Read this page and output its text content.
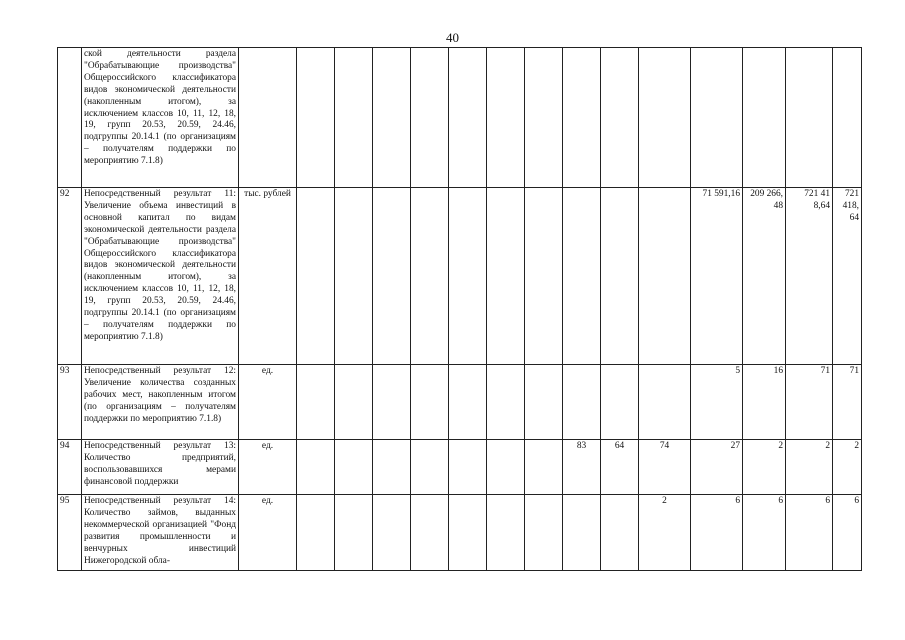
40
	ской деятельности раздела "Обрабатывающие производства" Общероссийского классификатора видов экономической деятельности (накопленным итогом), за исключением классов 10, 11, 12, 18, 19, групп 20.53, 20.59, 24.46, подгруппы 20.14.1 (по организациям – получателям поддержки по мероприятию 7.1.8)															
92	Непосредственный результат 11: Увеличение объема инвестиций в основной капитал по видам экономической деятельности раздела "Обрабатывающие производства" Общероссийского классификатора видов экономической деятельности (накопленным итогом), за исключением классов 10, 11, 12, 18, 19, групп 20.53, 20.59, 24.46, подгруппы 20.14.1 (по организациям – получателям поддержки по мероприятию 7.1.8)	тыс. рублей											71 591,16	209 266, 48	721 41 8,64	721 418, 64
93	Непосредственный результат 12: Увеличение количества созданных рабочих мест, накопленным итогом (по организациям – получателям поддержки по мероприятию 7.1.8)	ед.											5	16	71	71
94	Непосредственный результат 13: Количество предприятий, воспользовавшихся мерами финансовой поддержки	ед.								83	64	74	27	2	2	2
95	Непосредственный результат 14: Количество займов, выданных некоммерческой организацией "Фонд развития промышленности и венчурных инвестиций Нижегородской обла-	ед.										2	6	6	6	6
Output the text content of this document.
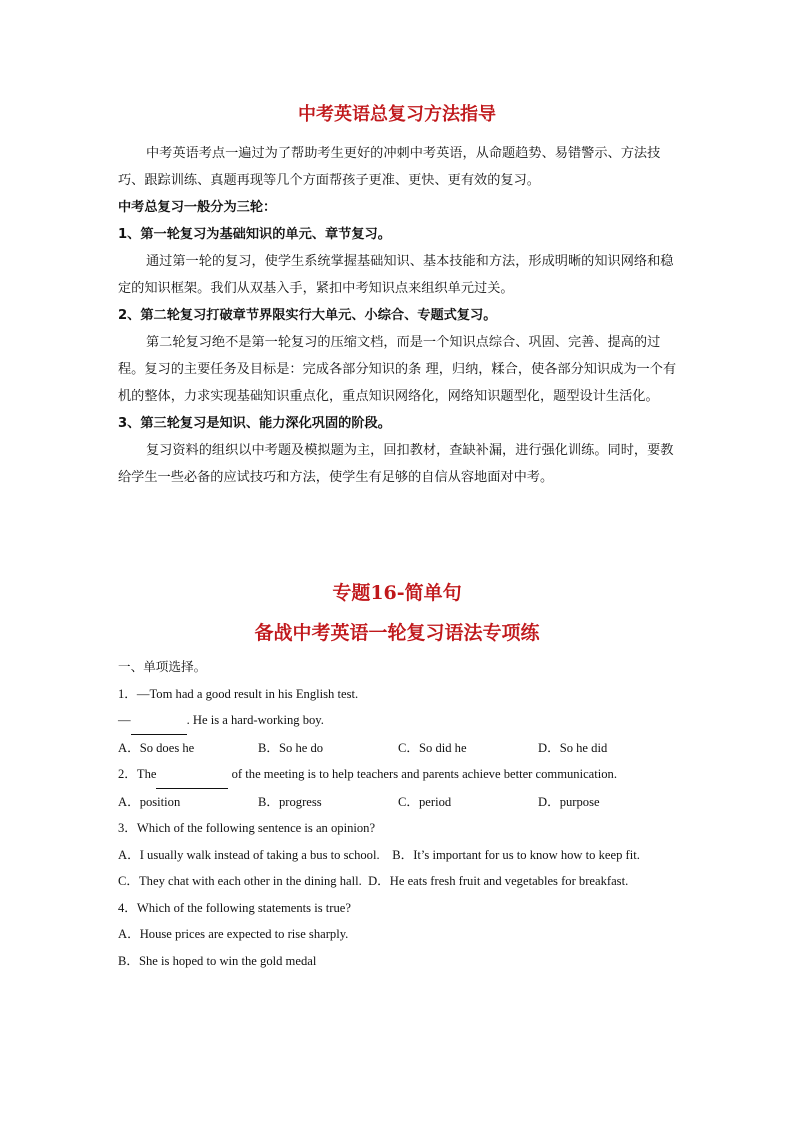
中考英语总复习方法指导

中考英语考点一遍过为了帮助考生更好的冲刺中考英语，从命题趋势、易错警示、方法技巧、跟踪训练、真题再现等几个方面帮孩子更准、更快、更有效的复习。

中考总复习一般分为三轮：

1、第一轮复习为基础知识的单元、章节复习。

通过第一轮的复习，使学生系统掌握基础知识、基本技能和方法，形成明晰的知识网络和稳定的知识框架。我们从双基入手，紧扣中考知识点来组织单元过关。

2、第二轮复习打破章节界限实行大单元、小综合、专题式复习。

第二轮复习绝不是第一轮复习的压缩文档，而是一个知识点综合、巩固、完善、提高的过程。复习的主要任务及目标是：完成各部分知识的条 理，归纳，糅合，使各部分知识成为一个有机的整体，力求实现基础知识重点化，重点知识网络化，网络知识题型化，题型设计生活化。

3、第三轮复习是知识、能力深化巩固的阶段。

复习资料的组织以中考题及模拟题为主，回扣教材，查缺补漏，进行强化训练。同时，要教给学生一些必备的应试技巧和方法，使学生有足够的自信从容地面对中考。

专题16-简单句
备战中考英语一轮复习语法专项练

一、单项选择。

1．—Tom had a good result in his English test.

—	. He is a hard-working boy.

A．So does he	B．So he do	C．So did he	D．So he did

2．The	of the meeting is to help teachers and parents achieve better communication.

A．position	B．progress	C．period	D．purpose

3．Which of the following sentence is an opinion?

A．I usually walk instead of taking a bus to school. B．It’s important for us to know how to keep fit.

C．They chat with each other in the dining hall. D．He eats fresh fruit and vegetables for breakfast.

4．Which of the following statements is true?

A．House prices are expected to rise sharply.

B．She is hoped to win the gold medal
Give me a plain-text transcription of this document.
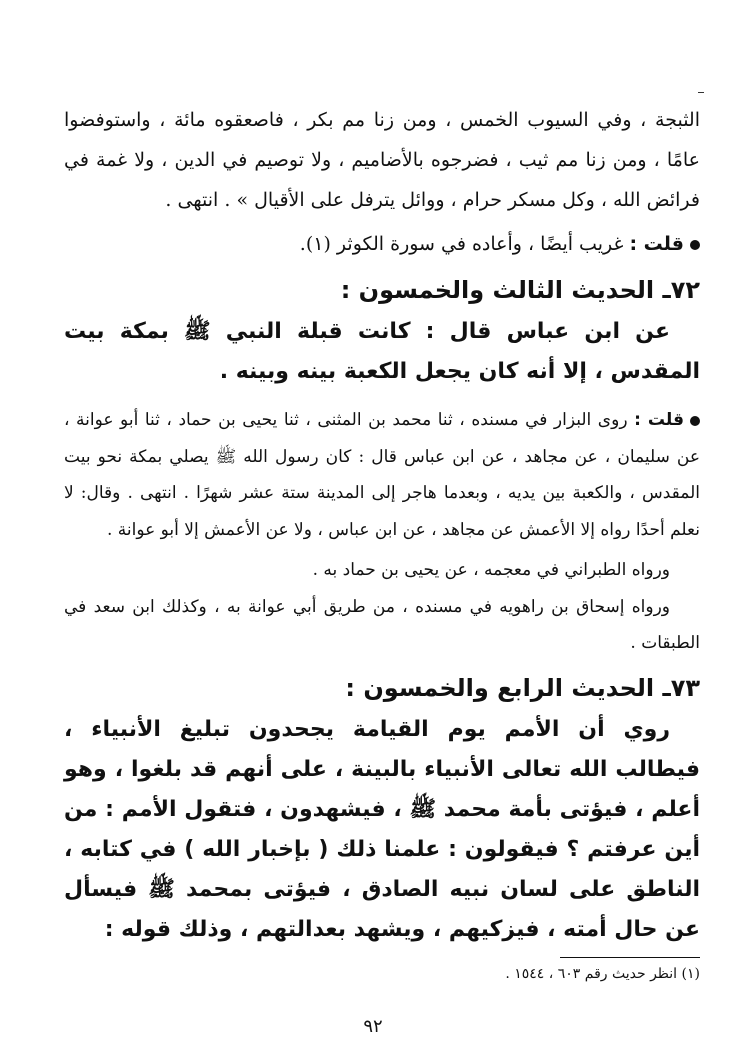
الثبجة ، وفي السيوب الخمس ، ومن زنا مم بكر ، فاصعقوه مائة ، واستوفضوا عامًا ، ومن زنا مم ثيب ، فضرجوه بالأضاميم ، ولا توصيم في الدين ، ولا غمة في فرائض الله ، وكل مسكر حرام ، ووائل يترفل على الأقيال » . انتهى .

قلت : غريب أيضًا ، وأعاده في سورة الكوثر (١).

٧٢ـ الحديث الثالث والخمسون :

عن ابن عباس قال : كانت قبلة النبي ﷺ بمكة بيت المقدس ، إلا أنه كان يجعل الكعبة بينه وبينه .

قلت : روى البزار في مسنده ، ثنا محمد بن المثنى ، ثنا يحيى بن حماد ، ثنا أبو عوانة ، عن سليمان ، عن مجاهد ، عن ابن عباس قال : كان رسول الله ﷺ يصلي بمكة نحو بيت المقدس ، والكعبة بين يديه ، وبعدما هاجر إلى المدينة ستة عشر شهرًا . انتهى . وقال: لا نعلم أحدًا رواه إلا الأعمش عن مجاهد ، عن ابن عباس ، ولا عن الأعمش إلا أبو عوانة .

ورواه الطبراني في معجمه ، عن يحيى بن حماد به .

ورواه إسحاق بن راهويه في مسنده ، من طريق أبي عوانة به ، وكذلك ابن سعد في الطبقات .

٧٣ـ الحديث الرابع والخمسون :

روي أن الأمم يوم القيامة يجحدون تبليغ الأنبياء ، فيطالب الله تعالى الأنبياء بالبينة ، على أنهم قد بلغوا ، وهو أعلم ، فيؤتى بأمة محمد ﷺ ، فيشهدون ، فتقول الأمم : من أين عرفتم ؟ فيقولون : علمنا ذلك ( بإخبار الله ) في كتابه ، الناطق على لسان نبيه الصادق ، فيؤتى بمحمد ﷺ فيسأل عن حال أمته ، فيزكيهم ، ويشهد بعدالتهم ، وذلك قوله :

(١) انظر حديث رقم ٦٠٣ ، ١٥٤٤ .
٩٢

Stated exercise: Find each line that has the word "text", then copy it out.

Full answer:
Read this page and output its text content.
Output the text content of this document.
Give me a plain-text transcription of this document.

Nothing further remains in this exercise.